* [STORED ROWS]:

+===+

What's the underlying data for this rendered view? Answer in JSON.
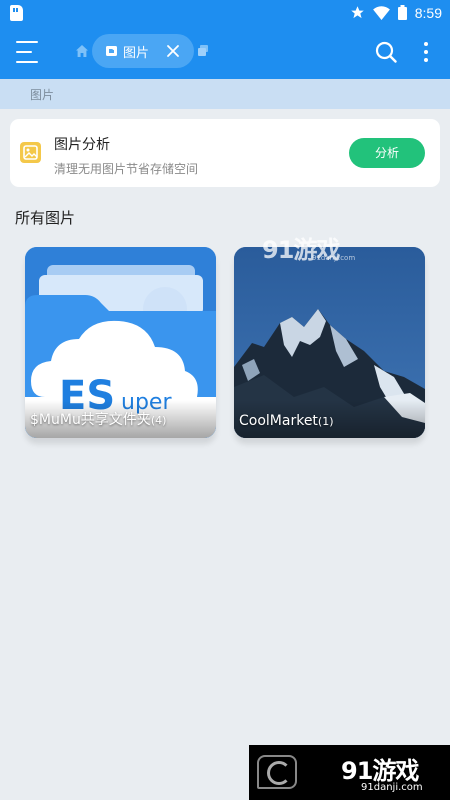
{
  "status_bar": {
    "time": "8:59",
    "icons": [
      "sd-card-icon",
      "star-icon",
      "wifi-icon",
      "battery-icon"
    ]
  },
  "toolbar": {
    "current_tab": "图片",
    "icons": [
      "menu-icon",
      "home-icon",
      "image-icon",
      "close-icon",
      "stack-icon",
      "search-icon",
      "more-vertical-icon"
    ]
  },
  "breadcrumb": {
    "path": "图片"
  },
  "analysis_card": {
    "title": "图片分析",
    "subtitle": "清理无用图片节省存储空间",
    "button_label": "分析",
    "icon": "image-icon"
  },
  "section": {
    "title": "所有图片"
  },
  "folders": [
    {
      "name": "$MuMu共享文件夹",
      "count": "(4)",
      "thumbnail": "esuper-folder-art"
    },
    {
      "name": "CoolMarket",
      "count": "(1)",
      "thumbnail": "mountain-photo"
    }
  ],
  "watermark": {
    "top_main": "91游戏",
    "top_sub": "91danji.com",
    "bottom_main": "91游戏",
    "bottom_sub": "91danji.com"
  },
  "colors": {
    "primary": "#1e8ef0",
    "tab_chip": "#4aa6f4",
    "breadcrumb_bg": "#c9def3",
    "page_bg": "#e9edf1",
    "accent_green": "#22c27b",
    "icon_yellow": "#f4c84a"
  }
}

+===+

* [BRIEF]: Repeat the listing in full and exactly. Do not include any images.

* [EXERCISE ANSWER]:
What's the underlying data for this rendered view? Answer in JSON.
{
  "status_bar": {
    "time": "8:59",
    "icons": [
      "sd-card-icon",
      "star-icon",
      "wifi-icon",
      "battery-icon"
    ]
  },
  "toolbar": {
    "current_tab": "图片",
    "icons": [
      "menu-icon",
      "home-icon",
      "image-icon",
      "close-icon",
      "stack-icon",
      "search-icon",
      "more-vertical-icon"
    ]
  },
  "breadcrumb": {
    "path": "图片"
  },
  "analysis_card": {
    "title": "图片分析",
    "subtitle": "清理无用图片节省存储空间",
    "button_label": "分析",
    "icon": "image-icon"
  },
  "section": {
    "title": "所有图片"
  },
  "folders": [
    {
      "name": "$MuMu共享文件夹",
      "count": "(4)",
      "thumbnail": "esuper-folder-art"
    },
    {
      "name": "CoolMarket",
      "count": "(1)",
      "thumbnail": "mountain-photo"
    }
  ],
  "watermark": {
    "top_main": "91游戏",
    "top_sub": "91danji.com",
    "bottom_main": "91游戏",
    "bottom_sub": "91danji.com"
  },
  "colors": {
    "primary": "#1e8ef0",
    "tab_chip": "#4aa6f4",
    "breadcrumb_bg": "#c9def3",
    "page_bg": "#e9edf1",
    "accent_green": "#22c27b",
    "icon_yellow": "#f4c84a"
  }
}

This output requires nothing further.